● RECORDS FOR THE TASK:
--- Begin ---

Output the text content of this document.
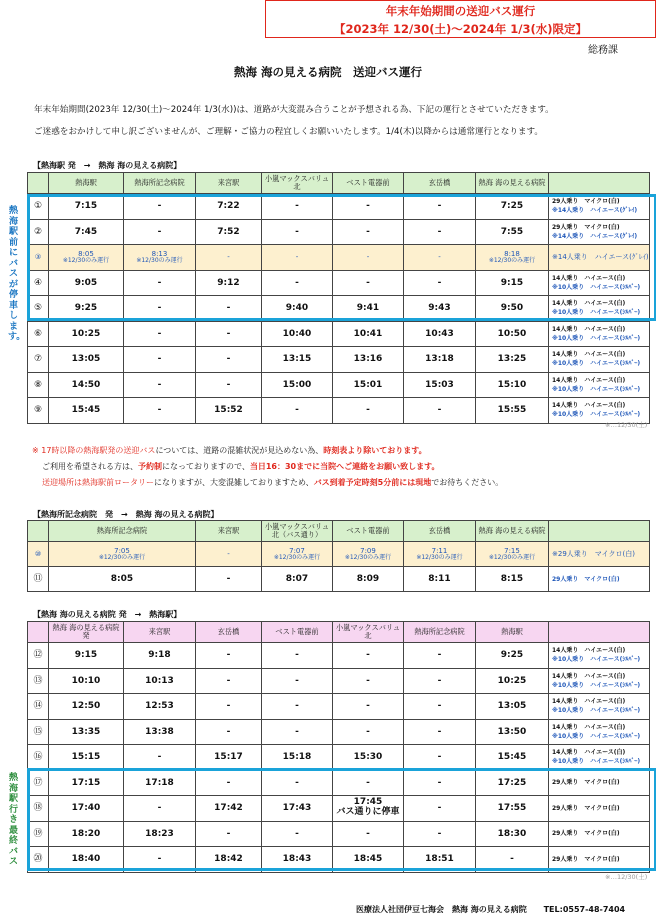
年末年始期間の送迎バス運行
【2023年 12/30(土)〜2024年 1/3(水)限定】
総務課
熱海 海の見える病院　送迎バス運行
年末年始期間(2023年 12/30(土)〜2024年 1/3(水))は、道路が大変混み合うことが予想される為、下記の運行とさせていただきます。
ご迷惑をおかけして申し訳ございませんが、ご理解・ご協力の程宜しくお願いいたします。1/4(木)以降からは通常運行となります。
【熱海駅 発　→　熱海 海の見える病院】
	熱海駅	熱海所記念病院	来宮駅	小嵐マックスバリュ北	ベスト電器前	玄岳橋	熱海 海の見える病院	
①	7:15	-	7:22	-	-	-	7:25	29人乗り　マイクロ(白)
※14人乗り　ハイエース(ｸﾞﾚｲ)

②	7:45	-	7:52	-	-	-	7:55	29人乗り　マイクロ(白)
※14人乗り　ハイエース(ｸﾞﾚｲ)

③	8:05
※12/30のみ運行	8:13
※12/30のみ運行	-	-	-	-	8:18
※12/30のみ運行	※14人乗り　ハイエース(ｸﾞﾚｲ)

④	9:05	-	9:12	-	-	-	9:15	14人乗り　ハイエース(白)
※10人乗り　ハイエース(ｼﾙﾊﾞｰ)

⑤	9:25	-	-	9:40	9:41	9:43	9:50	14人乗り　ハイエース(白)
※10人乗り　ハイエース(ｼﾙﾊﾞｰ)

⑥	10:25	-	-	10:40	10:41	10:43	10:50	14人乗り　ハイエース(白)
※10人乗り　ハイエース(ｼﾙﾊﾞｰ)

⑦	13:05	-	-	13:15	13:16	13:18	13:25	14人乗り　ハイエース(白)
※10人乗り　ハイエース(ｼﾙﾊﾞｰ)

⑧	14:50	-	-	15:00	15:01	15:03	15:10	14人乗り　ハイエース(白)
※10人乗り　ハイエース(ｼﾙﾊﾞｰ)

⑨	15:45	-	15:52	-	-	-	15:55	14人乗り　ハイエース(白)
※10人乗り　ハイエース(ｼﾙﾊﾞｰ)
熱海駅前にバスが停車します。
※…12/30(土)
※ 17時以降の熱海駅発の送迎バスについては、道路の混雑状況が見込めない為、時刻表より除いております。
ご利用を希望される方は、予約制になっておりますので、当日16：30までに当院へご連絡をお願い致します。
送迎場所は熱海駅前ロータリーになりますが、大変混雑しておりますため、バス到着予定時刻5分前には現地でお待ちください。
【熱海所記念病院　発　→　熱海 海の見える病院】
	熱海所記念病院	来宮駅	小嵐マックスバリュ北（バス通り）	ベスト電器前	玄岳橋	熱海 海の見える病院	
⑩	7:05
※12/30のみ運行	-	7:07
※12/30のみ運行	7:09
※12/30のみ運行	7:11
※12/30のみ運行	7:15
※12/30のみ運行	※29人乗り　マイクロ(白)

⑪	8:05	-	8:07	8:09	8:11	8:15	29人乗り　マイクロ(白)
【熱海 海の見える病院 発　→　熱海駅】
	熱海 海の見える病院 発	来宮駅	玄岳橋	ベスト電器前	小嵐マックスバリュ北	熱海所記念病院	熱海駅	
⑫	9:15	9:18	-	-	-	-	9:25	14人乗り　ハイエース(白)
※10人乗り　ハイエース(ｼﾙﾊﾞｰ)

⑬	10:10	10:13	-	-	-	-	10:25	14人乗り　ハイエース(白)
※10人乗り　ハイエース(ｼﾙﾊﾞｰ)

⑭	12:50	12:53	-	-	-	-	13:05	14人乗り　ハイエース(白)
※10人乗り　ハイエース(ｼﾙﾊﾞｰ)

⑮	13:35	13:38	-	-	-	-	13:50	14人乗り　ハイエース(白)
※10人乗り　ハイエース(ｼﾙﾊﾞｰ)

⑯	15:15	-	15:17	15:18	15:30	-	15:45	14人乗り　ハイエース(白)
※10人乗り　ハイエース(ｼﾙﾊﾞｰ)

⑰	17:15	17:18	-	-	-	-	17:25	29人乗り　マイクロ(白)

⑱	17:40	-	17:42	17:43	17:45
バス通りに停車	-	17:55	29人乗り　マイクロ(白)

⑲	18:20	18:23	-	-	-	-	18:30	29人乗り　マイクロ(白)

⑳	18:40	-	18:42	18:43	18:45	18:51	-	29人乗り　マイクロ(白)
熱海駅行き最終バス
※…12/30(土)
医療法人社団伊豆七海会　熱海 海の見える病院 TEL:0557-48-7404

--- End ---
--- Begin ---

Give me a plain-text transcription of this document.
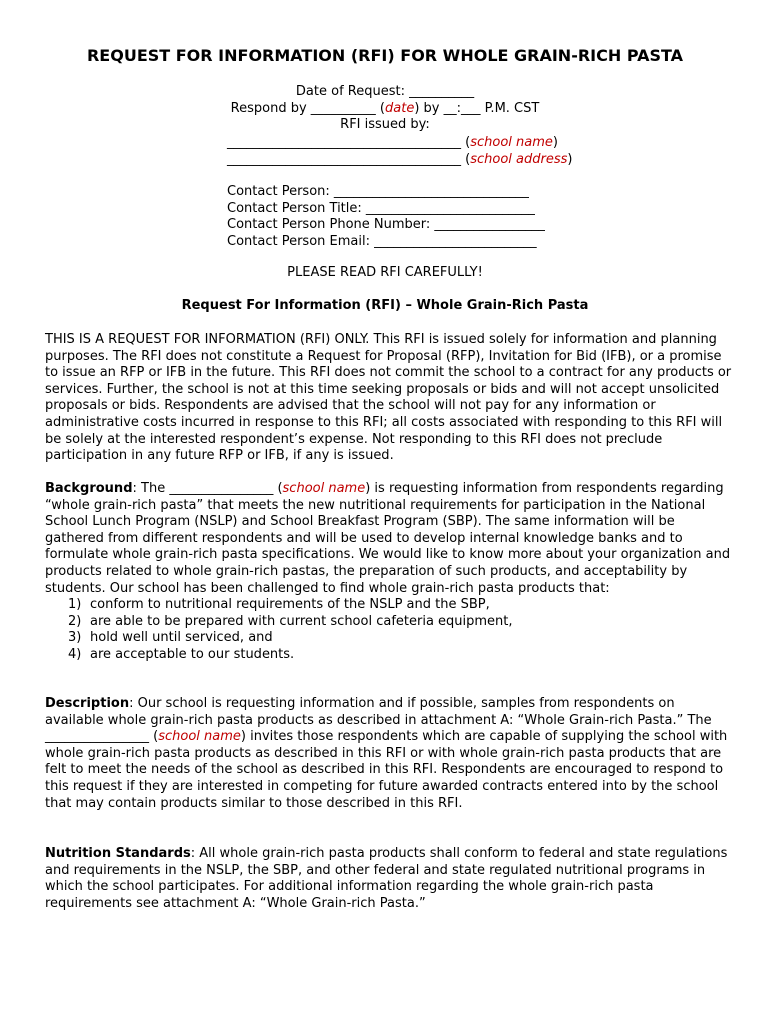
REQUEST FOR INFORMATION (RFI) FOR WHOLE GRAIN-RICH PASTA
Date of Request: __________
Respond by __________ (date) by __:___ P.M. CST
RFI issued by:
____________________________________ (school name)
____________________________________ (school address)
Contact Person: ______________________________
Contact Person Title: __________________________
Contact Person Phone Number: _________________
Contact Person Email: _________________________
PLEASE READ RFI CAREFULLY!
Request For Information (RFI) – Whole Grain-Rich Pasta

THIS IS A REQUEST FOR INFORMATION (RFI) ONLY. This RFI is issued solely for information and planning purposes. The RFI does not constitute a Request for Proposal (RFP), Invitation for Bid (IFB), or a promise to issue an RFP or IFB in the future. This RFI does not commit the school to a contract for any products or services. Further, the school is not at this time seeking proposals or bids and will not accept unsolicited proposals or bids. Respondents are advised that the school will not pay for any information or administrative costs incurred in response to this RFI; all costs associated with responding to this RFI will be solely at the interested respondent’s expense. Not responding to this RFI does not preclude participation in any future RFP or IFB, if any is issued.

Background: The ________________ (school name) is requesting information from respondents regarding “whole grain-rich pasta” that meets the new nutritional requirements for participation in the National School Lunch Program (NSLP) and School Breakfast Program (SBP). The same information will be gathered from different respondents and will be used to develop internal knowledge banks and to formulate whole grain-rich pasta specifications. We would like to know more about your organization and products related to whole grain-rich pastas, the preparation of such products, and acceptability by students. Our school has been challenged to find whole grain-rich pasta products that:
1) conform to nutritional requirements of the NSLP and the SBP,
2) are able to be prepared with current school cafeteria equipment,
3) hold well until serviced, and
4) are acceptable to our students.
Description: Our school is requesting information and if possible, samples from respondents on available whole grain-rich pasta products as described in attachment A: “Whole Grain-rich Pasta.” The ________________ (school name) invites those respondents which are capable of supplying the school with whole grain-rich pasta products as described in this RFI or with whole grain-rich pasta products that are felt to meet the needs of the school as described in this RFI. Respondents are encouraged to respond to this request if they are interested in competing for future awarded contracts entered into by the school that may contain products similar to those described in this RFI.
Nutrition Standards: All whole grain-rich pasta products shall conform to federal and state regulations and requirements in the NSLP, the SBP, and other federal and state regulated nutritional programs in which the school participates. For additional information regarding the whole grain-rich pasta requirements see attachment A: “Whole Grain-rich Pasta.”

--- End ---

Only the number is wanted: how many lines in the entries above contain the word "海の見える病院"?

● RESPONSE TO THIS EXERCISE: 8